STATED EXERCISE:
Return all lines with the word "icon" in them.

GIVEN RECORDS:
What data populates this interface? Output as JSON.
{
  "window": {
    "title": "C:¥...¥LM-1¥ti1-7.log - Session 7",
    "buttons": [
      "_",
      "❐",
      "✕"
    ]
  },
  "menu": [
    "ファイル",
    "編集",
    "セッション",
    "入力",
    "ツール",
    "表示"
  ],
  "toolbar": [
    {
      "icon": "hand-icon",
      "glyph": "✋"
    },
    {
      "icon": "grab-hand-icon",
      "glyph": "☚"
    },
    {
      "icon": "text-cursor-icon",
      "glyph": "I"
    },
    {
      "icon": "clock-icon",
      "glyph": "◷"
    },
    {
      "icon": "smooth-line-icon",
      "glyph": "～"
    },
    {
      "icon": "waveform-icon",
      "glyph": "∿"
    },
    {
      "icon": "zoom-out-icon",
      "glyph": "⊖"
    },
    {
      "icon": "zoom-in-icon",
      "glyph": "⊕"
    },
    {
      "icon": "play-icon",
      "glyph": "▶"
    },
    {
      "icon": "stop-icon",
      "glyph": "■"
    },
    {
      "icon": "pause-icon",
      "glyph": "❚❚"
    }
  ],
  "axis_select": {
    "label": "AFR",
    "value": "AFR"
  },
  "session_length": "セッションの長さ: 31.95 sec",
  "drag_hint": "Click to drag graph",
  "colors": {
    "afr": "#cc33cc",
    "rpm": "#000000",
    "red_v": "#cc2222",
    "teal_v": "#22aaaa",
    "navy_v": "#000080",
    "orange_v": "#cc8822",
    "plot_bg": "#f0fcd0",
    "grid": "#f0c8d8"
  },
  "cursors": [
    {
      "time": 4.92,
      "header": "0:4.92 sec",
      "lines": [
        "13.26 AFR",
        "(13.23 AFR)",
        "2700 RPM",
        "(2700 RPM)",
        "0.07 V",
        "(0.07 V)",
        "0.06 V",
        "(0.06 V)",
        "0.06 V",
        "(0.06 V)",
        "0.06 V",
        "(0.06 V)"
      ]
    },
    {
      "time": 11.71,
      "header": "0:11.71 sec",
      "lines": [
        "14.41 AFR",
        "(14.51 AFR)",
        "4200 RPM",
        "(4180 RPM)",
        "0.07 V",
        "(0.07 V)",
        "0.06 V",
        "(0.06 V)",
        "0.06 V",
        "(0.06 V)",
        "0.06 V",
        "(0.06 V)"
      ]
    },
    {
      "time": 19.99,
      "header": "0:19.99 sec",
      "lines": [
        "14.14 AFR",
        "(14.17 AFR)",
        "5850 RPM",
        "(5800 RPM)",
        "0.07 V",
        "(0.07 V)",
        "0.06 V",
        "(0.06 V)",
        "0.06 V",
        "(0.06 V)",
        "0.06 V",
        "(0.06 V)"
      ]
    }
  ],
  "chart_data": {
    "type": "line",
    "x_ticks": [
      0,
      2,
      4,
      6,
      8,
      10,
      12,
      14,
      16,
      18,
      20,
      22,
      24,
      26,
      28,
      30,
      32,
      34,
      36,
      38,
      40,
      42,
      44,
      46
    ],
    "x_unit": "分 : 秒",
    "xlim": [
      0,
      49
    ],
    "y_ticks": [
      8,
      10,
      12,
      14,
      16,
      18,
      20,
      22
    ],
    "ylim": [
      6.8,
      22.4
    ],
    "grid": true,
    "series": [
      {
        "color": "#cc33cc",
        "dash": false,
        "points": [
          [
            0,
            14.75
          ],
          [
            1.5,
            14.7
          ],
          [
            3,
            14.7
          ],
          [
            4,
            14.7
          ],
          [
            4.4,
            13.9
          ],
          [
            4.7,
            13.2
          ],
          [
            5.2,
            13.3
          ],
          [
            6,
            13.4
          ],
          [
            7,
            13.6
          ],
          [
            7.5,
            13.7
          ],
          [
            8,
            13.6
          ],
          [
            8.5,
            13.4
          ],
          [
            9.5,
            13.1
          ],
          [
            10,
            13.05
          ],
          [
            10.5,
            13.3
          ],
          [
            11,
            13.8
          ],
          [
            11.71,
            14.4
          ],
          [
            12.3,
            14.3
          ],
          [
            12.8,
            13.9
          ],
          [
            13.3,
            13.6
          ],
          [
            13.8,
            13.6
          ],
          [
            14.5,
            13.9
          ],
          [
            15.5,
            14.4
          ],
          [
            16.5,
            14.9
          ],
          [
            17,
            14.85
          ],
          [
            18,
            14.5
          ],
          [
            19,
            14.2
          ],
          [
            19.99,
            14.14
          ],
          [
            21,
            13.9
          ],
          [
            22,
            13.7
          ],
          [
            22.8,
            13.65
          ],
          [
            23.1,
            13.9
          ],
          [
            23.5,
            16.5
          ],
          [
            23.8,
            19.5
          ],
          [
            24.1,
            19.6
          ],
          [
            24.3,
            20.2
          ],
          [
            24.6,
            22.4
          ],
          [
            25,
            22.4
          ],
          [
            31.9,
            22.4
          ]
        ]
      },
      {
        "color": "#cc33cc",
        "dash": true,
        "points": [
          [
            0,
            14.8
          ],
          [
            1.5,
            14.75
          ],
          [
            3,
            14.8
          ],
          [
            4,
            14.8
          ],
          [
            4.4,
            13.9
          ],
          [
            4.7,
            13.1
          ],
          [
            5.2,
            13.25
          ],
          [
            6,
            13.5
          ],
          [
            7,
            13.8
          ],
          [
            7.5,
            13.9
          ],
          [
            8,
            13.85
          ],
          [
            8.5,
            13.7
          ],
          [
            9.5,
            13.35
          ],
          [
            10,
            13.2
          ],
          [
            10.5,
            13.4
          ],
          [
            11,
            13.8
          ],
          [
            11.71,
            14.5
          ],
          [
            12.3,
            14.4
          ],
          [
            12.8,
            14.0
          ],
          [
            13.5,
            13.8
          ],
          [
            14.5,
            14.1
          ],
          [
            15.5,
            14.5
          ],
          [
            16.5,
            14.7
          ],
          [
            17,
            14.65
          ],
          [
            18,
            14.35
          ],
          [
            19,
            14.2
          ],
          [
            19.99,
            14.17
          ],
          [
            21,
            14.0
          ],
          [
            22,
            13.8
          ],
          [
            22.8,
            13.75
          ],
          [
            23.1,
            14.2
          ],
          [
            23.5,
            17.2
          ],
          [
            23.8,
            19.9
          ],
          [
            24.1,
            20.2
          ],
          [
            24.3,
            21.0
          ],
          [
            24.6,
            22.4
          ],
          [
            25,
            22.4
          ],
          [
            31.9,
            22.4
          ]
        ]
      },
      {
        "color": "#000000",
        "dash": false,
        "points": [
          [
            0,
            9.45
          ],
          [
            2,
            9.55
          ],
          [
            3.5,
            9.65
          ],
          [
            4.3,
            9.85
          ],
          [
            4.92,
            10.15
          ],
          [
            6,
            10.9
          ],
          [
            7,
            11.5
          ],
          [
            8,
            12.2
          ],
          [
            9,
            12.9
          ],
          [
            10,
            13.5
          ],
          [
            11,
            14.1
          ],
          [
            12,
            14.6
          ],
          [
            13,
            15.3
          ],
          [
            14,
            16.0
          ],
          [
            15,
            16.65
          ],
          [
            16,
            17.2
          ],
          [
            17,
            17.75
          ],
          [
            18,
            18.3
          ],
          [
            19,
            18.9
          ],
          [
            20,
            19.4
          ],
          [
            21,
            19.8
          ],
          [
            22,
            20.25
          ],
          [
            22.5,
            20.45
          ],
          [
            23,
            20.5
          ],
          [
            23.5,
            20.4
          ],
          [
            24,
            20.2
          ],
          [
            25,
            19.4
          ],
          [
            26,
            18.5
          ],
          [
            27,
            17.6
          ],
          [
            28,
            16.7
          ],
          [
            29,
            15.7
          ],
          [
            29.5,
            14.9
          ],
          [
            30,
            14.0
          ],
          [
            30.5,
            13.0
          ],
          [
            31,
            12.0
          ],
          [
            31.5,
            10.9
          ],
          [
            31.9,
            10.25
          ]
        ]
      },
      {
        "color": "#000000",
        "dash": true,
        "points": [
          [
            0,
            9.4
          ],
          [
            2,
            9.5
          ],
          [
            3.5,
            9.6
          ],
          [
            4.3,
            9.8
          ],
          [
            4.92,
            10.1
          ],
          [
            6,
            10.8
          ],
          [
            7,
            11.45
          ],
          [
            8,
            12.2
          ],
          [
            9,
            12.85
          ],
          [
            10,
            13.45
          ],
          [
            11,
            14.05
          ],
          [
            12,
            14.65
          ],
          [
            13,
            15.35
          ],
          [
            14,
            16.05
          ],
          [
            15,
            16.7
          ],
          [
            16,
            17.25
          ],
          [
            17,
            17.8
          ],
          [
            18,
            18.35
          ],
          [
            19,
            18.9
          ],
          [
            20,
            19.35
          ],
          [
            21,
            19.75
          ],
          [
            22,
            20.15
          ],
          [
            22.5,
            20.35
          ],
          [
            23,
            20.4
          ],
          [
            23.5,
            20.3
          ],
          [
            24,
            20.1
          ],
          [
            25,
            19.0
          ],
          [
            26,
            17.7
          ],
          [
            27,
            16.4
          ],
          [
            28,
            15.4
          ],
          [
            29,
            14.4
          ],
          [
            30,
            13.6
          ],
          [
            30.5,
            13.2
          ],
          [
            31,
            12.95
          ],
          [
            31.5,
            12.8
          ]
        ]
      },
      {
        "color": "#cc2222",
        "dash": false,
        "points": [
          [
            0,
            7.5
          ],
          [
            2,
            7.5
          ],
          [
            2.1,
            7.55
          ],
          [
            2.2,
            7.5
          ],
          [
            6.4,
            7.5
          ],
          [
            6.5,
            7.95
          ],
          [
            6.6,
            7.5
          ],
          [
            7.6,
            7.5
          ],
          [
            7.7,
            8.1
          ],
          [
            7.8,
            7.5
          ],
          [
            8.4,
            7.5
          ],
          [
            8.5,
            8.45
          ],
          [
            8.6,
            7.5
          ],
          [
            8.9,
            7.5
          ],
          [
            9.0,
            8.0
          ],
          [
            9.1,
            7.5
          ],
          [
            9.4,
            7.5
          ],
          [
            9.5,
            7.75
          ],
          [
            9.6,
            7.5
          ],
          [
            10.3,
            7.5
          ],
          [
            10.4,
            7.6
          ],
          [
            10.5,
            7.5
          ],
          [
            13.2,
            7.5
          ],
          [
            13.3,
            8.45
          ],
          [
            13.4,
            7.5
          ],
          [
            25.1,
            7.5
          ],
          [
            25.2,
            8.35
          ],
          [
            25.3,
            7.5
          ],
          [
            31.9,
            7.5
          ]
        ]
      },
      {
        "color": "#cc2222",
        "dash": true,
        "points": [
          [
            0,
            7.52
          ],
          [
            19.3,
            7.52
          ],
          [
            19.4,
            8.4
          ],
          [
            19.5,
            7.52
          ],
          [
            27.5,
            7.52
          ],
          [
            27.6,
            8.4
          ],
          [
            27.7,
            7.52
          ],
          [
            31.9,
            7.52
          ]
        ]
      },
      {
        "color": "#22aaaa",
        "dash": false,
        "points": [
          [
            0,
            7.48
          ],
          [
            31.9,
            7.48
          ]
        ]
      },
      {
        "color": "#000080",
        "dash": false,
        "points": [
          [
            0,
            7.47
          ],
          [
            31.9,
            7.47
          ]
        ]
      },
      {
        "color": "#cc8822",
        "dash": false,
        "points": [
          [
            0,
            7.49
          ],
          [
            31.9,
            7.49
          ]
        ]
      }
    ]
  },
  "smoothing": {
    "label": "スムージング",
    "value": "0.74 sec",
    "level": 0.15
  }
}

OUTPUT BELOW:
      "icon": "hand-icon",
      "icon": "grab-hand-icon",
      "icon": "text-cursor-icon",
      "icon": "clock-icon",
      "icon": "smooth-line-icon",
      "icon": "waveform-icon",
      "icon": "zoom-out-icon",
      "icon": "zoom-in-icon",
      "icon": "play-icon",
      "icon": "stop-icon",
      "icon": "pause-icon",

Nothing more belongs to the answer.